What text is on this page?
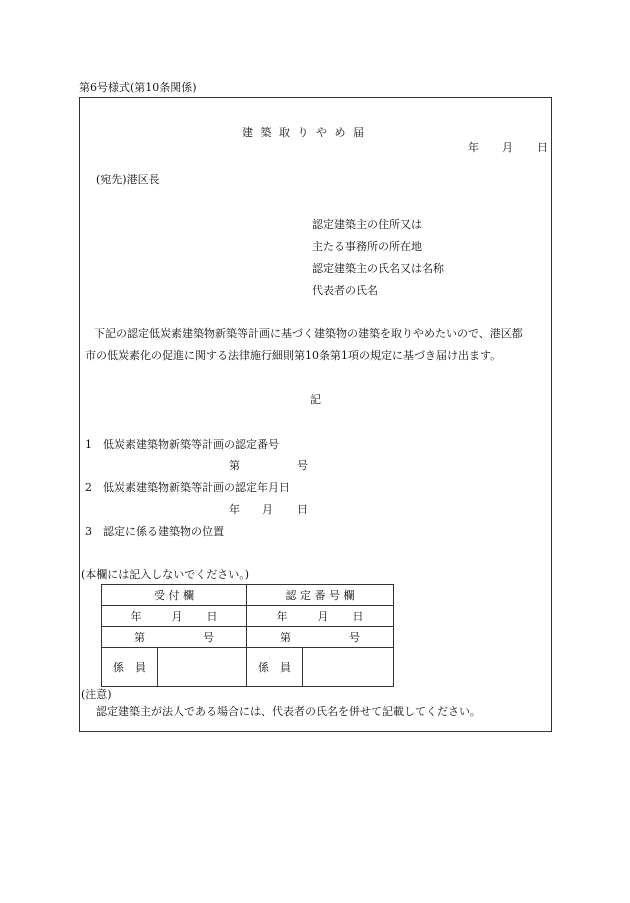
第6号様式(第10条関係)
建 築 取 り や め 届
年 月 日
(宛先)港区長
認定建築主の住所又は
主たる事務所の所在地
認定建築主の氏名又は名称
代表者の氏名
下記の認定低炭素建築物新築等計画に基づく建築物の建築を取りやめたいので、港区都
市の低炭素化の促進に関する法律施行細則第10条第1項の規定に基づき届け出ます。
記
1 低炭素建築物新築等計画の認定番号
第	号
2 低炭素建築物新築等計画の認定年月日
年 月 日
3 認定に係る建築物の位置
(本欄には記入しないでください。)
受 付 欄		認 定 番 号 欄	
年 月 日		年 月 日	
第 号		第 号	
係　員		係　員	
(注意)
認定建築主が法人である場合には、代表者の氏名を併せて記載してください。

Task goal: Transcribe each entry precisely as given, leaving the pictures out.

Response to this task:
What text is on this page?
第6号様式(第10条関係)
建 築 取 り や め 届
年 月 日
(宛先)港区長
認定建築主の住所又は
主たる事務所の所在地
認定建築主の氏名又は名称
代表者の氏名
下記の認定低炭素建築物新築等計画に基づく建築物の建築を取りやめたいので、港区都
市の低炭素化の促進に関する法律施行細則第10条第1項の規定に基づき届け出ます。
記
1 低炭素建築物新築等計画の認定番号
第	号
2 低炭素建築物新築等計画の認定年月日
年 月 日
3 認定に係る建築物の位置
(本欄には記入しないでください。)
受 付 欄		認 定 番 号 欄	
年 月 日		年 月 日	
第 号		第 号	
係　員		係　員	
(注意)
認定建築主が法人である場合には、代表者の氏名を併せて記載してください。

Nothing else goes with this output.